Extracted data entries
____

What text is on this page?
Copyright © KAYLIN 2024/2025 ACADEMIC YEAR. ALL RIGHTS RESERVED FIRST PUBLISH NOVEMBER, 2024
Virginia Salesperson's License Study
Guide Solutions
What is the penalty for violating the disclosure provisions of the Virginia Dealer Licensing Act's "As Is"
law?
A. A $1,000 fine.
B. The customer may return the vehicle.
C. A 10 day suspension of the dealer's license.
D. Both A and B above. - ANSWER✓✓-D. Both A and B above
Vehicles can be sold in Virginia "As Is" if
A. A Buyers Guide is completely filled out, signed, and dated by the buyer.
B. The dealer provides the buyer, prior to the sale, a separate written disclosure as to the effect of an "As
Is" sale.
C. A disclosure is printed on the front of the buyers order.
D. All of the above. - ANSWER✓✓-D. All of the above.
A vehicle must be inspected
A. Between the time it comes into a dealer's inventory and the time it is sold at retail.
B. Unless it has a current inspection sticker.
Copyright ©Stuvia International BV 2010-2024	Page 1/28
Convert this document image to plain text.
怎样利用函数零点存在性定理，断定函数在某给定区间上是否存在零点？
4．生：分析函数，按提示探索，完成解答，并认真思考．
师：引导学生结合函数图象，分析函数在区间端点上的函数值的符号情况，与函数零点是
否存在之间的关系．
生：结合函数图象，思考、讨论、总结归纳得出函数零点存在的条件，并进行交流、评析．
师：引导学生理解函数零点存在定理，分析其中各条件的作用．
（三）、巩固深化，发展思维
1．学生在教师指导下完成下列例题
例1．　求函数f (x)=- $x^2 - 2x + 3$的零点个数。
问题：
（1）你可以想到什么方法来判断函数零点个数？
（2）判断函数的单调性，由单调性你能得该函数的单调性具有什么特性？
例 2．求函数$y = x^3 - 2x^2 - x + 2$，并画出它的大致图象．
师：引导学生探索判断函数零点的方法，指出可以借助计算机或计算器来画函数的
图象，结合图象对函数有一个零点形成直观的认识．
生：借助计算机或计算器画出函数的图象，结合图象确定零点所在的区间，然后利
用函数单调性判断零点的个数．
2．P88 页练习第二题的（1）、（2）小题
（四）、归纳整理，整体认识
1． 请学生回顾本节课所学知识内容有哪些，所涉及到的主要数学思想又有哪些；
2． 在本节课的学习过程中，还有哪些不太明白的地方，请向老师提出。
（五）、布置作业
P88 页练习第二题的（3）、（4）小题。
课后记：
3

____

What needs to be done
Tally the lines of the preceding listing in which the word "Guide" appears; state nothing but the total.

Full output
2